**** Extracted material ****

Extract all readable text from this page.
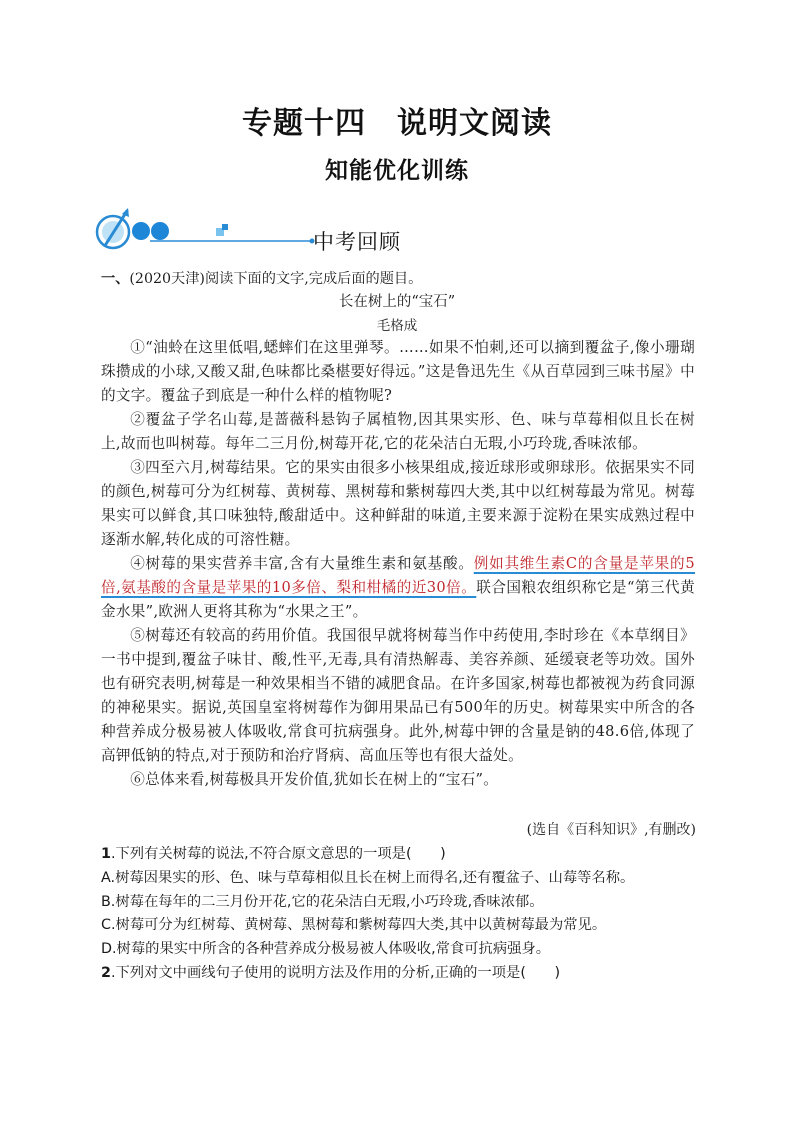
专题十四　说明文阅读
知能优化训练
中考回顾
一、(2020天津)阅读下面的文字,完成后面的题目。
长在树上的“宝石”
毛格成

①“油蛉在这里低唱,蟋蟀们在这里弹琴。……如果不怕刺,还可以摘到覆盆子,像小珊瑚珠攒成的小球,又酸又甜,色味都比桑椹要好得远。”这是鲁迅先生《从百草园到三味书屋》中的文字。覆盆子到底是一种什么样的植物呢?

②覆盆子学名山莓,是蔷薇科悬钩子属植物,因其果实形、色、味与草莓相似且长在树上,故而也叫树莓。每年二三月份,树莓开花,它的花朵洁白无瑕,小巧玲珑,香味浓郁。

③四至六月,树莓结果。它的果实由很多小核果组成,接近球形或卵球形。依据果实不同的颜色,树莓可分为红树莓、黄树莓、黑树莓和紫树莓四大类,其中以红树莓最为常见。树莓果实可以鲜食,其口味独特,酸甜适中。这种鲜甜的味道,主要来源于淀粉在果实成熟过程中逐渐水解,转化成的可溶性糖。

④树莓的果实营养丰富,含有大量维生素和氨基酸。例如其维生素C的含量是苹果的5倍,氨基酸的含量是苹果的10多倍、梨和柑橘的近30倍。联合国粮农组织称它是“第三代黄金水果”,欧洲人更将其称为“水果之王”。

⑤树莓还有较高的药用价值。我国很早就将树莓当作中药使用,李时珍在《本草纲目》一书中提到,覆盆子味甘、酸,性平,无毒,具有清热解毒、美容养颜、延缓衰老等功效。国外也有研究表明,树莓是一种效果相当不错的减肥食品。在许多国家,树莓也都被视为药食同源的神秘果实。据说,英国皇室将树莓作为御用果品已有500年的历史。树莓果实中所含的各种营养成分极易被人体吸收,常食可抗病强身。此外,树莓中钾的含量是钠的48.6倍,体现了高钾低钠的特点,对于预防和治疗肾病、高血压等也有很大益处。

⑥总体来看,树莓极具开发价值,犹如长在树上的“宝石”。

(选自《百科知识》,有删改)
1.下列有关树莓的说法,不符合原文意思的一项是(　　)
A.树莓因果实的形、色、味与草莓相似且长在树上而得名,还有覆盆子、山莓等名称。
B.树莓在每年的二三月份开花,它的花朵洁白无瑕,小巧玲珑,香味浓郁。
C.树莓可分为红树莓、黄树莓、黑树莓和紫树莓四大类,其中以黄树莓最为常见。
D.树莓的果实中所含的各种营养成分极易被人体吸收,常食可抗病强身。
2.下列对文中画线句子使用的说明方法及作用的分析,正确的一项是(　　)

****

Job:
From the material above, reproduce everything verbatim except the pictures.

Answer to this problem:
Extract all readable text from this page.
专题十四　说明文阅读
知能优化训练
中考回顾
一、(2020天津)阅读下面的文字,完成后面的题目。
长在树上的“宝石”
毛格成

①“油蛉在这里低唱,蟋蟀们在这里弹琴。……如果不怕刺,还可以摘到覆盆子,像小珊瑚珠攒成的小球,又酸又甜,色味都比桑椹要好得远。”这是鲁迅先生《从百草园到三味书屋》中的文字。覆盆子到底是一种什么样的植物呢?

②覆盆子学名山莓,是蔷薇科悬钩子属植物,因其果实形、色、味与草莓相似且长在树上,故而也叫树莓。每年二三月份,树莓开花,它的花朵洁白无瑕,小巧玲珑,香味浓郁。

③四至六月,树莓结果。它的果实由很多小核果组成,接近球形或卵球形。依据果实不同的颜色,树莓可分为红树莓、黄树莓、黑树莓和紫树莓四大类,其中以红树莓最为常见。树莓果实可以鲜食,其口味独特,酸甜适中。这种鲜甜的味道,主要来源于淀粉在果实成熟过程中逐渐水解,转化成的可溶性糖。

④树莓的果实营养丰富,含有大量维生素和氨基酸。例如其维生素C的含量是苹果的5倍,氨基酸的含量是苹果的10多倍、梨和柑橘的近30倍。联合国粮农组织称它是“第三代黄金水果”,欧洲人更将其称为“水果之王”。

⑤树莓还有较高的药用价值。我国很早就将树莓当作中药使用,李时珍在《本草纲目》一书中提到,覆盆子味甘、酸,性平,无毒,具有清热解毒、美容养颜、延缓衰老等功效。国外也有研究表明,树莓是一种效果相当不错的减肥食品。在许多国家,树莓也都被视为药食同源的神秘果实。据说,英国皇室将树莓作为御用果品已有500年的历史。树莓果实中所含的各种营养成分极易被人体吸收,常食可抗病强身。此外,树莓中钾的含量是钠的48.6倍,体现了高钾低钠的特点,对于预防和治疗肾病、高血压等也有很大益处。

⑥总体来看,树莓极具开发价值,犹如长在树上的“宝石”。

(选自《百科知识》,有删改)
1.下列有关树莓的说法,不符合原文意思的一项是(　　)
A.树莓因果实的形、色、味与草莓相似且长在树上而得名,还有覆盆子、山莓等名称。
B.树莓在每年的二三月份开花,它的花朵洁白无瑕,小巧玲珑,香味浓郁。
C.树莓可分为红树莓、黄树莓、黑树莓和紫树莓四大类,其中以黄树莓最为常见。
D.树莓的果实中所含的各种营养成分极易被人体吸收,常食可抗病强身。
2.下列对文中画线句子使用的说明方法及作用的分析,正确的一项是(　　)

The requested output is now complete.